:: Instructions for the task ::
Transcribe all the entries word for word, skipping the pictures.

:: Record excerpts ::

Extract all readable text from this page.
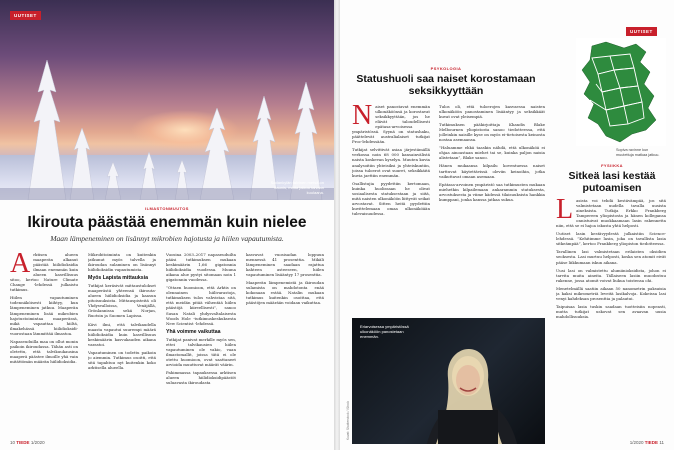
UUTISET
Sodankylän talvinen metsä on kaunis, mutta jatkuu taivaan kuulaana.
ILMASTONMUUTOS
Ikirouta päästää enemmän kuin nielee
Maan lämpeneminen on lisännyt mikrobien hajotusta ja hiilen vapautumista.
A rktisen alueen maaperän alkanut päästää hiilidioksidia ilmaan enemmän kuin alueen kasvillisuus sitoo, kertoo Nature Climate Change -lehdessä julkaistu tutkimus.

Hiilen vapautuminen todennäköisesti kiihtyy, kun lämpeneminen jatkuu. Maaperän lämpeneminen lisää mikrobien hajotustoimintaa maaperässä, mikä vapauttaa hiiltä, ilmakehässä hiilidioksidi-vuorostaan lämmittää ilmastoa.

Napaseuduilla maa on ollut monin paikoin ikiroudassa. Tähän asti on oletettu, että talvikuukausina maaperä päästee ilmoille yhä vain mitättömän määrän hiilidioksidia.

Mikrobitoiminta on kuitenkin jatkunut myös talvella ja ikiroudan sulaminen on lisännyt hiilidioksidin vapautumista.

Myös Lapista mittauksia

Tutkijat keräsivät mittaustulokset maaperästä yhteensä ikirouta-alueen hiilidioksidia ja kaasun pitoisuuksista. Mittauspisteitä oli Yhdysvalloissa, Venäjällä, Grönlannissa sekä Norjan, Ruotsin ja Suomen Lapissa.

Kävi ilmi, että talvikaudella maasta vapautui suurempi määrä hiilidioksidia kuin kasvillisuus keskimäärin kasvukauden aikana varastoi.

Vapautuminen on todettu paikoin jo aiemmin. Tutkimus osoitti, että sitä tapahtuu nyt kuitenkin koko arktisella alueella.

Vuosina 2003–2017 napaseuduilta pääsi tutkimuksen mukaan keskimäärin 1,66 gigatonnia hiilidioksidia vuodessa. Muuna aikana alue pystyi sitomaan noin 1 gigatonnin vuodessa.

”Ottaen huomioon, että Arktis on olennainen hiilivarastoja, tutkimuksen tulos vahvistaa sitä, että meidän pitää vähentää hiilen päästöjä kiireellisesti”, sanoo Susan Natali yhdysvaltalaisesta Woods Hole -tutkimuskeskuksesta New Scientist -lehdessä.

Yhä voimme vaikuttaa

Tutkijat panivat merkille myös sen, ettei talvikausien hiilen vapautuminen ole vakio, vaan ilmastomallit, joissa tätä ei ole otettu huomioon, ovat saattaneet arvioida muuttuvat määrät väärin.

Pahimmassa tapauksessa arktisen alueen hiilidioksidipäästöt suluavasta ikiroudasta

kasvavat vuosisadan loppuun mennessä 41 prosenttia. Mikäli lämpeneminen saadaan rajattua kahteen asteeseen, hiilen vapautuminen lisääntyy 17 prosenttia.

Maaperän lämpenemistä ja ikiroudan sulamista on mahdotonta enää kokonaan estää. Natalin mukaan tutkimus kuitenkin osoittaa, että päästöjen määrään voidaan vaikuttaa.

10 TIEDE 1/2020
UUTISET
PSYKOLOGIA
Statushuoli saa naiset korostamaan seksikkyyttään
N aiset panostavat enemmän ulkonäköönsä ja korostavat seksikkyyttään, jos he elävät taloudellisesti epätasa-arvoisessa ympäristössä. Syynä on statushaku, päättelevät australialaiset tutkijat Proc-lehdessään.

Tutkijat selvittivät asiaa järjestämällä verkossa noin 68 000 kansainvälistä naista koskevan kyselyn. Muuten kuvia analysoitiin yhteisiksi ja yhteiskuntiin, joissa tuloerot ovat suuret, seksikkäitä kuvia jaettiin enemmän.

Osallistujia pyydettiin kertomaan, kuinka huolissaan he olivat sosiaalisesta statuksestaan ja siitä, mitä naisten ulkonäköön liittyvät seikat arvostavat. Sitten heitä pyydettiin kuvittelemaan omaa ulkonäköään tulevaisuudessa.

Tulos oli, että tuloerojen kasvaessa naisten ulkonäköön panostaminen lisääntyy ja seksikkäät kuvat ovat yleisempiä.

Tutkimuksen pääkirjoittaja Khandis Blake Melbournen yliopistosta sanoo tiedotteessa, että jolleinkin naisille kyse on myös ei-tietoisesta keinosta nostaa asemaansa.

”Haluamme ehkä taaskin nähdä, että ulkonäköä ei ohjaa ainoastaan miehet tai se, kuinka paljon naisia alistetaan”, Blake sanoo.

Hänen mukaansa kilpailu koventuessa naiset tarttuvat käytettävissä oleviin keinoihin, jotka vaikuttavat omaan asemaan.

Epätasa-arvoinen ympäristö saa tutkimusten mukaan miehetkin kilpailemaan ankarammin statuksesta, arvostuksesta ja viime kädessä tilaisuuksista hankkia kumppani, jonka kanssa jatkaa sukua.

Eriarvoisessa ympäristössä ulkonäköön panostetaan enemmän.
Kuvat: Shutterstock / iStock
Sopiva ravinne kun muutettuja matkaa jatkuu.
FYSIIKKA
Sitkeä lasi kestää putoamisen
L asista voi tehdä kestävämpää, jos sitä valmistetaan uudella tavalla uusista aineksista. Tutkija Erkko Frankberg Tampereen yliopistosta ja hänen kollegansa onnistuivat muokkaamaan lasin rakennetta niin, että se ei hajoa iskusta yhtä helposti.

Uutiset lasin kestävyydestä julkaistiin Science-lehdessä. ”Kehitimme lasin, joka on tavallista lasia sitkeämpää”, kertoo Frankberg yliopiston tiedotteessa.

Tavallinen lasi valmistetaan erilaisten oksidien seoksesta. Lasi murtuu helposti, koska sen atomit eivät pääse liikkumaan iskun aikana.

Uusi lasi on valmistettu alumiinioksidista, johon ei tarvita muita aineita. Tällaiseen lasiin muodostuu rakenne, jossa atomit voivat liukua toistensa ohi.

Menetelmällä saatiin aikaan 50 nanometrin paksuisia ja kaksi mikrometriä leveitä lasikalvoja. Kokeissa lasi venyi kahdeksan prosenttia ja palautui.

Taipuisaa lasia tuskin saadaan tuotteisiin nopeasti, mutta tutkijat uskovat sen avaavan uusia mahdollisuuksia.

1/2020 TIEDE 11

:: Correct response ::
Extract all readable text from this page.
UUTISET
Sodankylän talvinen metsä on kaunis, mutta jatkuu taivaan kuulaana.
ILMASTONMUUTOS
Ikirouta päästää enemmän kuin nielee
Maan lämpeneminen on lisännyt mikrobien hajotusta ja hiilen vapautumista.
A rktisen alueen maaperän alkanut päästää hiilidioksidia ilmaan enemmän kuin alueen kasvillisuus sitoo, kertoo Nature Climate Change -lehdessä julkaistu tutkimus.

Hiilen vapautuminen todennäköisesti kiihtyy, kun lämpeneminen jatkuu. Maaperän lämpeneminen lisää mikrobien hajotustoimintaa maaperässä, mikä vapauttaa hiiltä, ilmakehässä hiilidioksidi-vuorostaan lämmittää ilmastoa.

Napaseuduilla maa on ollut monin paikoin ikiroudassa. Tähän asti on oletettu, että talvikuukausina maaperä päästee ilmoille yhä vain mitättömän määrän hiilidioksidia.

Mikrobitoiminta on kuitenkin jatkunut myös talvella ja ikiroudan sulaminen on lisännyt hiilidioksidin vapautumista.

Myös Lapista mittauksia

Tutkijat keräsivät mittaustulokset maaperästä yhteensä ikirouta-alueen hiilidioksidia ja kaasun pitoisuuksista. Mittauspisteitä oli Yhdysvalloissa, Venäjällä, Grönlannissa sekä Norjan, Ruotsin ja Suomen Lapissa.

Kävi ilmi, että talvikaudella maasta vapautui suurempi määrä hiilidioksidia kuin kasvillisuus keskimäärin kasvukauden aikana varastoi.

Vapautuminen on todettu paikoin jo aiemmin. Tutkimus osoitti, että sitä tapahtuu nyt kuitenkin koko arktisella alueella.

Vuosina 2003–2017 napaseuduilta pääsi tutkimuksen mukaan keskimäärin 1,66 gigatonnia hiilidioksidia vuodessa. Muuna aikana alue pystyi sitomaan noin 1 gigatonnin vuodessa.

”Ottaen huomioon, että Arktis on olennainen hiilivarastoja, tutkimuksen tulos vahvistaa sitä, että meidän pitää vähentää hiilen päästöjä kiireellisesti”, sanoo Susan Natali yhdysvaltalaisesta Woods Hole -tutkimuskeskuksesta New Scientist -lehdessä.

Yhä voimme vaikuttaa

Tutkijat panivat merkille myös sen, ettei talvikausien hiilen vapautuminen ole vakio, vaan ilmastomallit, joissa tätä ei ole otettu huomioon, ovat saattaneet arvioida muuttuvat määrät väärin.

Pahimmassa tapauksessa arktisen alueen hiilidioksidipäästöt suluavasta ikiroudasta

kasvavat vuosisadan loppuun mennessä 41 prosenttia. Mikäli lämpeneminen saadaan rajattua kahteen asteeseen, hiilen vapautuminen lisääntyy 17 prosenttia.

Maaperän lämpenemistä ja ikiroudan sulamista on mahdotonta enää kokonaan estää. Natalin mukaan tutkimus kuitenkin osoittaa, että päästöjen määrään voidaan vaikuttaa.

10 TIEDE 1/2020
UUTISET
PSYKOLOGIA
Statushuoli saa naiset korostamaan seksikkyyttään
N aiset panostavat enemmän ulkonäköönsä ja korostavat seksikkyyttään, jos he elävät taloudellisesti epätasa-arvoisessa ympäristössä. Syynä on statushaku, päättelevät australialaiset tutkijat Proc-lehdessään.

Tutkijat selvittivät asiaa järjestämällä verkossa noin 68 000 kansainvälistä naista koskevan kyselyn. Muuten kuvia analysoitiin yhteisiksi ja yhteiskuntiin, joissa tuloerot ovat suuret, seksikkäitä kuvia jaettiin enemmän.

Osallistujia pyydettiin kertomaan, kuinka huolissaan he olivat sosiaalisesta statuksestaan ja siitä, mitä naisten ulkonäköön liittyvät seikat arvostavat. Sitten heitä pyydettiin kuvittelemaan omaa ulkonäköään tulevaisuudessa.

Tulos oli, että tuloerojen kasvaessa naisten ulkonäköön panostaminen lisääntyy ja seksikkäät kuvat ovat yleisempiä.

Tutkimuksen pääkirjoittaja Khandis Blake Melbournen yliopistosta sanoo tiedotteessa, että jolleinkin naisille kyse on myös ei-tietoisesta keinosta nostaa asemaansa.

”Haluamme ehkä taaskin nähdä, että ulkonäköä ei ohjaa ainoastaan miehet tai se, kuinka paljon naisia alistetaan”, Blake sanoo.

Hänen mukaansa kilpailu koventuessa naiset tarttuvat käytettävissä oleviin keinoihin, jotka vaikuttavat omaan asemaan.

Epätasa-arvoinen ympäristö saa tutkimusten mukaan miehetkin kilpailemaan ankarammin statuksesta, arvostuksesta ja viime kädessä tilaisuuksista hankkia kumppani, jonka kanssa jatkaa sukua.

Eriarvoisessa ympäristössä ulkonäköön panostetaan enemmän.
Kuvat: Shutterstock / iStock
Sopiva ravinne kun muutettuja matkaa jatkuu.
FYSIIKKA
Sitkeä lasi kestää putoamisen
L asista voi tehdä kestävämpää, jos sitä valmistetaan uudella tavalla uusista aineksista. Tutkija Erkko Frankberg Tampereen yliopistosta ja hänen kollegansa onnistuivat muokkaamaan lasin rakennetta niin, että se ei hajoa iskusta yhtä helposti.

Uutiset lasin kestävyydestä julkaistiin Science-lehdessä. ”Kehitimme lasin, joka on tavallista lasia sitkeämpää”, kertoo Frankberg yliopiston tiedotteessa.

Tavallinen lasi valmistetaan erilaisten oksidien seoksesta. Lasi murtuu helposti, koska sen atomit eivät pääse liikkumaan iskun aikana.

Uusi lasi on valmistettu alumiinioksidista, johon ei tarvita muita aineita. Tällaiseen lasiin muodostuu rakenne, jossa atomit voivat liukua toistensa ohi.

Menetelmällä saatiin aikaan 50 nanometrin paksuisia ja kaksi mikrometriä leveitä lasikalvoja. Kokeissa lasi venyi kahdeksan prosenttia ja palautui.

Taipuisaa lasia tuskin saadaan tuotteisiin nopeasti, mutta tutkijat uskovat sen avaavan uusia mahdollisuuksia.

1/2020 TIEDE 11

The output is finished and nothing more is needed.